### Selected excerpt
>> begin
You can easily see the density is non-negative, and with some careful math the area can be shown to be 1. Thus it satisfies the probability axioms.

Remember the density at \(x\) is NOT the probability of \(x\). Again, probabilities of events correspond to areas under the curve. For example, one can show that for a normal distribution:

  • Approx. 68% of outcomes are between ±1 standard deviation,
  • Approx. 95% of outcomes are between ±2 standard deviations,
  • Approx. 99.7% of outcomes are between ±3 standard deviations.

This rule is called the empirical rule. For our distribution of heights, this means about 68% of people are between 62 and 70 inches, about 95% are between 58 and 74 inches, etc.

For another example, consider the uniform distribution on \((0,1)\). This distribution generalizes rolling a fair die to drawing a number from an interval, where every value inside the interval is equally likely to be selected. Below is a plot of the distribution:

# use geom_function to plot dunif (the uniform PDF function)
ggplot() + geom_function(fun = dunif, xlim = c(-.5, 1.5), n = 10001) +
  labs(title = "Uniform distribution between 0 and 1",
       x = "x", y = "probability density")

One can also show percentiles are always uniformly distributed, so this is actually a very useful distribution (more on this in STAT 340).

10.4 Expectation & Variance

10.4.1 Expected value

Expected value refers to the average value of some random variable (or function thereof). For a discrete random variable \(X\), the expected value of \(X\)—also called \(\e(X)\), \(\mu\), or simply the mean of \(X\)—is defined:

\[\mu=\e(X)=\sum_k\,k\cdot \p(X\! =\!k)\]

The summation is performed over all possible outcomes \(k\) in the sample space. In plain words, the mean is the sum of the product of each outcome with its probability (i.e. a weighted sum using the probabilities as weights). The formula for a continuous variable is similar but with an integral instead of a summation.
>> end
### Problem 1
Collect every row below that contains the string "letter", treating uppercase and lowercase as different.

### Supplied material
>> begin
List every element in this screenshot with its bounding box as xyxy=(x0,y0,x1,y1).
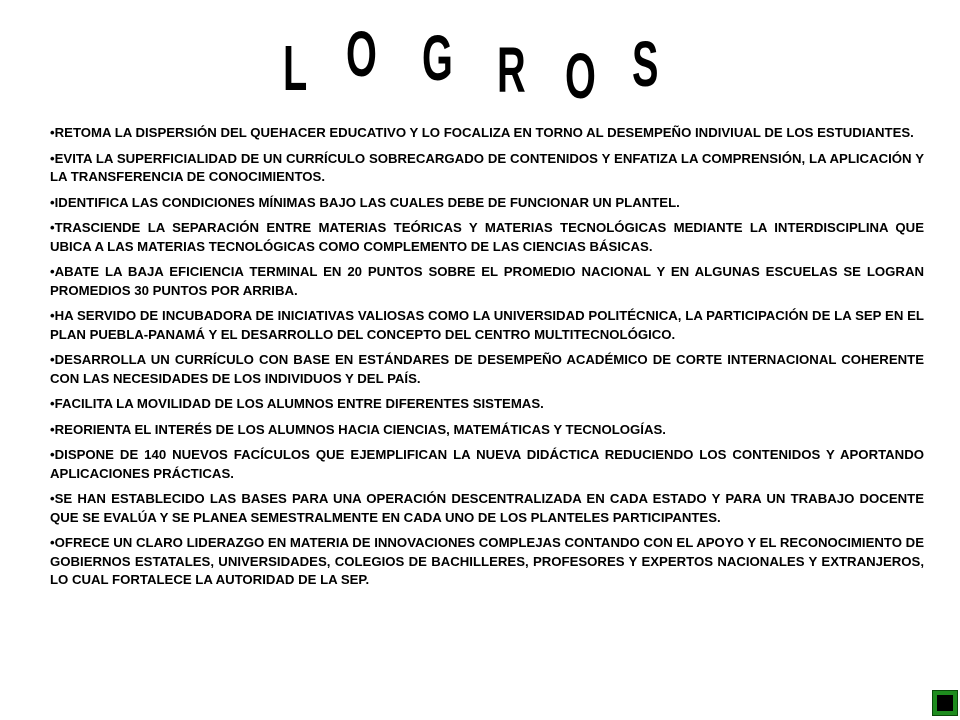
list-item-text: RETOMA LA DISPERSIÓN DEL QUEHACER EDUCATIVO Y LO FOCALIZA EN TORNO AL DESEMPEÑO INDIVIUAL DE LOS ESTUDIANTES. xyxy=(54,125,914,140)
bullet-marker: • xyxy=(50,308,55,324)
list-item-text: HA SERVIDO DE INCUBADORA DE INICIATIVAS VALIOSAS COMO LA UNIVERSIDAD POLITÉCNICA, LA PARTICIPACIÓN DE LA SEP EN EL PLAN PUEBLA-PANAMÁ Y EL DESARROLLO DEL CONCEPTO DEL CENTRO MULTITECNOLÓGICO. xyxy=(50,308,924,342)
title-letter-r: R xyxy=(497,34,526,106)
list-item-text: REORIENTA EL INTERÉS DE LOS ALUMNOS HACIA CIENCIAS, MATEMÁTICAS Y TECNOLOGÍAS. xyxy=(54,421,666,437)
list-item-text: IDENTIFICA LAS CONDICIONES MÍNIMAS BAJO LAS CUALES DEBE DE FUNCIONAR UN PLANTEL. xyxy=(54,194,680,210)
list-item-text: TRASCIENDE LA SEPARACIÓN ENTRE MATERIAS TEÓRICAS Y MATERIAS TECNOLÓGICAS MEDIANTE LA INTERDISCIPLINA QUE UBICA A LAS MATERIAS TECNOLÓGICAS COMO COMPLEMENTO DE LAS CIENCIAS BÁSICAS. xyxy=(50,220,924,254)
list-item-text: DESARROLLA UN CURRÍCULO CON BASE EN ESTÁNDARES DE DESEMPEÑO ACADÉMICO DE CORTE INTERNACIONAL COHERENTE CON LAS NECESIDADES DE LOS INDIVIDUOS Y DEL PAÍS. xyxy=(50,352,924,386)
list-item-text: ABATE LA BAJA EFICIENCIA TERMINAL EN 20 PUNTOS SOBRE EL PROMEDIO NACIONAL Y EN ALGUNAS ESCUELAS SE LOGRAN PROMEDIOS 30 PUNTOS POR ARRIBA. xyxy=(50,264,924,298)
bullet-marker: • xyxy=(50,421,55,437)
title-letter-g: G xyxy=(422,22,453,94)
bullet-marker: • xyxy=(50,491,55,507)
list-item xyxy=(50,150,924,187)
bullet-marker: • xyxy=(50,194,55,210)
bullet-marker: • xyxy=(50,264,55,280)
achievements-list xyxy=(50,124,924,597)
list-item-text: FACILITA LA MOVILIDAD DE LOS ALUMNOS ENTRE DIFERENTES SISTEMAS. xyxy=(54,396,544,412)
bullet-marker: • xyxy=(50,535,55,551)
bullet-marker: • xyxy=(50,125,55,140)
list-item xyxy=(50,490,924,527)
>> end
### Problem 2
Write the next part of the passage on probability distributions and expected value, starting after its final sentence.

### Written response 1
title-letter-r: R xyxy=(497,34,526,106)
title-letter-g: G xyxy=(422,22,453,94)

### Written response 2
The expected value of a function of a random variable \(f(X)\) can also be defined, which represents the average value of \(f(X)\) :

\[\e\big(f(X)\big)=\sum_k\,f(k)\cdot \p(X\! =\!k)\]

Again, as a simple example, consider \(X\) being rolling a single fair, 6-sided die. Find \(\e(X)\).

If the die is fair, then \(\p(X\! =\!k)=1/6\) for all \(k=1,2,\ldots,6\). Then, we get

\[\e(X)=\sum_{k=1}^6\,k\cdot(1/6)=\frac16(1+2+\cdots+6)=\frac{21}6=3.5\]

This means the average value of a die roll is 3.5. Note that the average does NOT need to be a possible observation! Even though it’s impossible to roll a 3.5, the average of each roll over many rolls is in fact 3.5.

Now consider \(f(x)=x^2\). What is \(\e\big(f(X)\big)\), i.e. the average value of \(X^2\)?

\[\e(X^2)=\sum_{k=1}^6\,k^2\cdot(1/6)=\frac16(1+4+\cdots+36)=\frac{91}6\approx15.17\]

Thus, the average of the square of a 6-sided die is about 15.17.

Let’s reconsider the casino game example above, where \(X\) is the average winnings per game. Find the expected value of \(X\).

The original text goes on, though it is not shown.